## Goal
Below are some records: retype them all exactly, but not the pictures.
--
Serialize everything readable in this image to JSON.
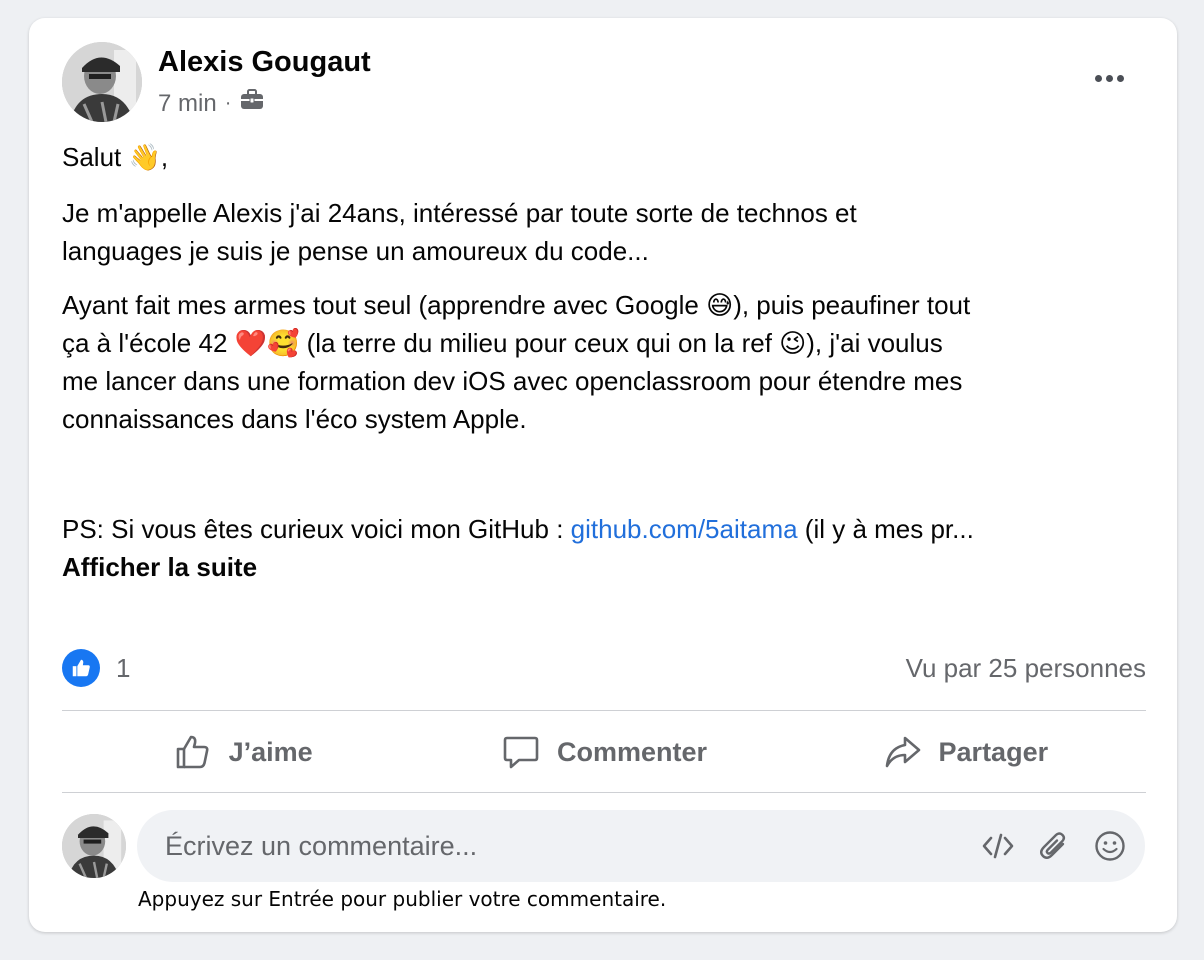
{
  "post": {
    "author_name": "Alexis Gougaut",
    "time": "7 min",
    "separator": "·",
    "audience_icon": "briefcase-icon",
    "greeting": "Salut 👋,",
    "paragraph1_line1": "Je m'appelle Alexis j'ai 24ans, intéressé par toute sorte de technos et",
    "paragraph1_line2": "languages je suis je pense un amoureux du code...",
    "paragraph2_line1": "Ayant fait mes armes tout seul (apprendre avec Google 😅), puis peaufiner tout",
    "paragraph2_line2": "ça à l'école 42 ❤️🥰 (la terre du milieu pour ceux qui on la ref 😉), j'ai voulus",
    "paragraph2_line3": "me lancer dans une formation dev iOS avec openclassroom pour étendre mes",
    "paragraph2_line4": "connaissances dans l'éco system Apple.",
    "ps_prefix": "PS: Si vous êtes curieux voici mon GitHub : ",
    "ps_link": "github.com/5aitama",
    "ps_suffix": " (il y à mes pr...",
    "see_more": "Afficher la suite"
  },
  "reactions": {
    "like_count": "1",
    "seen_by": "Vu par 25 personnes"
  },
  "actions": {
    "like": "J’aime",
    "comment": "Commenter",
    "share": "Partager"
  },
  "comment_box": {
    "placeholder": "Écrivez un commentaire...",
    "hint": "Appuyez sur Entrée pour publier votre commentaire."
  },
  "colors": {
    "link": "#216fdb",
    "like_badge": "#1877f2",
    "secondary_text": "#65676b"
  }
}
--
## Problem solution
Serialize everything readable in this image to JSON.
{
  "post": {
    "author_name": "Alexis Gougaut",
    "time": "7 min",
    "separator": "·",
    "audience_icon": "briefcase-icon",
    "greeting": "Salut 👋,",
    "paragraph1_line1": "Je m'appelle Alexis j'ai 24ans, intéressé par toute sorte de technos et",
    "paragraph1_line2": "languages je suis je pense un amoureux du code...",
    "paragraph2_line1": "Ayant fait mes armes tout seul (apprendre avec Google 😅), puis peaufiner tout",
    "paragraph2_line2": "ça à l'école 42 ❤️🥰 (la terre du milieu pour ceux qui on la ref 😉), j'ai voulus",
    "paragraph2_line3": "me lancer dans une formation dev iOS avec openclassroom pour étendre mes",
    "paragraph2_line4": "connaissances dans l'éco system Apple.",
    "ps_prefix": "PS: Si vous êtes curieux voici mon GitHub : ",
    "ps_link": "github.com/5aitama",
    "ps_suffix": " (il y à mes pr...",
    "see_more": "Afficher la suite"
  },
  "reactions": {
    "like_count": "1",
    "seen_by": "Vu par 25 personnes"
  },
  "actions": {
    "like": "J’aime",
    "comment": "Commenter",
    "share": "Partager"
  },
  "comment_box": {
    "placeholder": "Écrivez un commentaire...",
    "hint": "Appuyez sur Entrée pour publier votre commentaire."
  },
  "colors": {
    "link": "#216fdb",
    "like_badge": "#1877f2",
    "secondary_text": "#65676b"
  }
}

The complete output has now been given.